[Provided data]
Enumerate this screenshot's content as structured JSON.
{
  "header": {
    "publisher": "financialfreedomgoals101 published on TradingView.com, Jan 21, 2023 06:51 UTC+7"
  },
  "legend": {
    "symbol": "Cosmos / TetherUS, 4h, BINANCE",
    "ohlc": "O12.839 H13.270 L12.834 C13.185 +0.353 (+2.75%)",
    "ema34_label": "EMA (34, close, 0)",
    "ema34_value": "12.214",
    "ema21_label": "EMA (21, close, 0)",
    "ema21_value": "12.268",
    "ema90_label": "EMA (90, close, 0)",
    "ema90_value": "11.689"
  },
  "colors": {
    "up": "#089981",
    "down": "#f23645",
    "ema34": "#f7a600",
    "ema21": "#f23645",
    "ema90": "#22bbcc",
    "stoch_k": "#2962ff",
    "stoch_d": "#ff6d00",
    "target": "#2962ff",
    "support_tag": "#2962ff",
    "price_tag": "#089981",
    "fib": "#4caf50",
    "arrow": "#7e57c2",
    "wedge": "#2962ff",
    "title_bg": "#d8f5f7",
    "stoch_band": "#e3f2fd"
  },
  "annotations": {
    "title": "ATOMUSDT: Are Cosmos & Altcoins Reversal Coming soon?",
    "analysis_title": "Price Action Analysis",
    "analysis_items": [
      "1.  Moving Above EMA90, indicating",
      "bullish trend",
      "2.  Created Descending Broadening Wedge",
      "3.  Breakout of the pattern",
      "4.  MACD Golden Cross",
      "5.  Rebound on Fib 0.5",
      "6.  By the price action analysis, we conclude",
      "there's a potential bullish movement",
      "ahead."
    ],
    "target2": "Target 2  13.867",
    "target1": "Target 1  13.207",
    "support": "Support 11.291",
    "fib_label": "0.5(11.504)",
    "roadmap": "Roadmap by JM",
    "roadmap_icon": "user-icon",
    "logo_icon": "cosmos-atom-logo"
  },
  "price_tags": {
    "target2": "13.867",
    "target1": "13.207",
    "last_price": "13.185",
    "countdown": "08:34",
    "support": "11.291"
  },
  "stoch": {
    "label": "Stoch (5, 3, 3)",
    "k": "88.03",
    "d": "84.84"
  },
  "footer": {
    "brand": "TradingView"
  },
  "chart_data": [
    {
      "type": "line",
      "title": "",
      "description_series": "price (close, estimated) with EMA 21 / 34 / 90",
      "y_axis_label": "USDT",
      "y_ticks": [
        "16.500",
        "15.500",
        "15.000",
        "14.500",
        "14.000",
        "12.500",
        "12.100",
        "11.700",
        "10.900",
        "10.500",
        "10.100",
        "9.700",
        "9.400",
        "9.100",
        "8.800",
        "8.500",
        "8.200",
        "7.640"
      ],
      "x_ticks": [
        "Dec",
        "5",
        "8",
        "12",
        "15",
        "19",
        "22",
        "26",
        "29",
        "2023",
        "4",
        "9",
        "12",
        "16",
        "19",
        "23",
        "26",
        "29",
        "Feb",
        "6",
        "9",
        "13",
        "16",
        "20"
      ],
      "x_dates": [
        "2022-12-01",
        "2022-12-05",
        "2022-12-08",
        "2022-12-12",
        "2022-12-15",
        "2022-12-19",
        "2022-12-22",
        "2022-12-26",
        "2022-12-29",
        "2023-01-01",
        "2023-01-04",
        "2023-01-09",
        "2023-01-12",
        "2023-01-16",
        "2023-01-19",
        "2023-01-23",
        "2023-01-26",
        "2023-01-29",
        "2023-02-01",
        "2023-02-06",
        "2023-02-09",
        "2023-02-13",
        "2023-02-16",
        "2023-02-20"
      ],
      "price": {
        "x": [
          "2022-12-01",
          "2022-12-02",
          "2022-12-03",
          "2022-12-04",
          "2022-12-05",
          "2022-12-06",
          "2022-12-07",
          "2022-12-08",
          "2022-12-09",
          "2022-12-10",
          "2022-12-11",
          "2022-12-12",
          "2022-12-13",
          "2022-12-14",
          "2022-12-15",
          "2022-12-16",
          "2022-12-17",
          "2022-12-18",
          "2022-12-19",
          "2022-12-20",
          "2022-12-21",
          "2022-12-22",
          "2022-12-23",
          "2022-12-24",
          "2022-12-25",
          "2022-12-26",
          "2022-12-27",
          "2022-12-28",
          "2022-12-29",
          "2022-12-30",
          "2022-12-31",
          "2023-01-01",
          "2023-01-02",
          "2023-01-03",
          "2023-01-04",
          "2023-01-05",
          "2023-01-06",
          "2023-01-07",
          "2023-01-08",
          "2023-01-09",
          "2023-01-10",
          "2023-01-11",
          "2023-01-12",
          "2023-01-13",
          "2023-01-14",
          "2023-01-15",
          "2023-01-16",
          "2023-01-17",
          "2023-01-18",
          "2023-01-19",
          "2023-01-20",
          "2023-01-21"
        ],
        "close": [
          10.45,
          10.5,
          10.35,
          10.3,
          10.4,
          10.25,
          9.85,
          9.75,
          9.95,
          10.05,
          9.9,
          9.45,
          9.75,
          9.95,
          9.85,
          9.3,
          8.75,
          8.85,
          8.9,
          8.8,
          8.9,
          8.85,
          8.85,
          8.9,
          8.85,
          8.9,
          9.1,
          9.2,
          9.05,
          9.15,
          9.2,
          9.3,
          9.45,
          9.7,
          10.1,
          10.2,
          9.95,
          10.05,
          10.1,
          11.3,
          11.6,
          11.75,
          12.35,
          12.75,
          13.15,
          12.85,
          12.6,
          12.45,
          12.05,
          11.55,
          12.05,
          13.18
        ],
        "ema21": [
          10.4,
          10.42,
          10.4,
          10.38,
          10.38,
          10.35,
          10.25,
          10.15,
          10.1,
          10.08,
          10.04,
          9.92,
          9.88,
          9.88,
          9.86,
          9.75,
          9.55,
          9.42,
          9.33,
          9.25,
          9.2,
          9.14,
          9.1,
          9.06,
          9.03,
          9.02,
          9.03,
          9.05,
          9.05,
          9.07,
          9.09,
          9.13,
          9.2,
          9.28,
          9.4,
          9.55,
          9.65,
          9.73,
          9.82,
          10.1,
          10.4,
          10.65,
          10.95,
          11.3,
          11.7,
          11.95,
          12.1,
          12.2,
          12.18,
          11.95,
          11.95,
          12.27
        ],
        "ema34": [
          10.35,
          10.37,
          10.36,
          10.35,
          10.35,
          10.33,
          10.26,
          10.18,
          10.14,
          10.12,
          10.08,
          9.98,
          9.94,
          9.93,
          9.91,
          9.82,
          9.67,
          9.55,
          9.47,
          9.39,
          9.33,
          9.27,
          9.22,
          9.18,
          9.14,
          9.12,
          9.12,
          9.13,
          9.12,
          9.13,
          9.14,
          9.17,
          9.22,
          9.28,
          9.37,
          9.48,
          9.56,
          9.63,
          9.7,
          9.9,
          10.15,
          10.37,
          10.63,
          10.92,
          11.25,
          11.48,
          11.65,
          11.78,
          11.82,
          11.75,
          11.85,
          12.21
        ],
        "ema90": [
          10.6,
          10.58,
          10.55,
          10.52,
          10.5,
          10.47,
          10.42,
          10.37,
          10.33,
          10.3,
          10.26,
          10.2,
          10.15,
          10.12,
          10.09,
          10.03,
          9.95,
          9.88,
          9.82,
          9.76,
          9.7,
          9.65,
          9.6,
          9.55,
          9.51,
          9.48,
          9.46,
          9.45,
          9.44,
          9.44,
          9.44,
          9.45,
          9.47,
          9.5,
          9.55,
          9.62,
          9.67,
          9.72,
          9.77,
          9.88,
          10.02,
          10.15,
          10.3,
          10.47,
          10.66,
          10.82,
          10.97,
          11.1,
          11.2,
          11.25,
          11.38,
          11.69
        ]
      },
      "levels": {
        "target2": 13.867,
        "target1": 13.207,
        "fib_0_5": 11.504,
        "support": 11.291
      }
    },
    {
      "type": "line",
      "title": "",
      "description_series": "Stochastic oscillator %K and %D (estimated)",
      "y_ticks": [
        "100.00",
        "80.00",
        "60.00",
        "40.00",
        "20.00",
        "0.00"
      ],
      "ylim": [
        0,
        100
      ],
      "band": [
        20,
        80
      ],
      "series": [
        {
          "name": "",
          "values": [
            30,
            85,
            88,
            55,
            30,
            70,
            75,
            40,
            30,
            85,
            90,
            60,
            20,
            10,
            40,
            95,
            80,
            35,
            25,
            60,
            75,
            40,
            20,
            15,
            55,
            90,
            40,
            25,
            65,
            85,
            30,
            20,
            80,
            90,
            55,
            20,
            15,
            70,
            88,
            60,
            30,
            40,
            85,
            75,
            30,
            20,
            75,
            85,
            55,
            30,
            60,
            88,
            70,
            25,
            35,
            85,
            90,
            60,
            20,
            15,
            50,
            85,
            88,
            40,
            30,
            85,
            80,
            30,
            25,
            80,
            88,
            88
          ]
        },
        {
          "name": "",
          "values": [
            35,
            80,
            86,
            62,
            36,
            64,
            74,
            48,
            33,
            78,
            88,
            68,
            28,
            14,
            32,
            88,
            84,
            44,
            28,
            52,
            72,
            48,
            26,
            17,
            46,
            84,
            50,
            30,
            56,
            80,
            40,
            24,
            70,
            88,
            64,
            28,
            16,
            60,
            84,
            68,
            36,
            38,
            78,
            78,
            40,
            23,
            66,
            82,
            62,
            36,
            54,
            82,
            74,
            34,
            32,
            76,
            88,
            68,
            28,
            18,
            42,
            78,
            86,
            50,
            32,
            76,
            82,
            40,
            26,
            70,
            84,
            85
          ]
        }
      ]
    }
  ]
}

[What you will do]
Your answer should be a single number: the count of lines in the data that include the word "estimated".

[Output]
2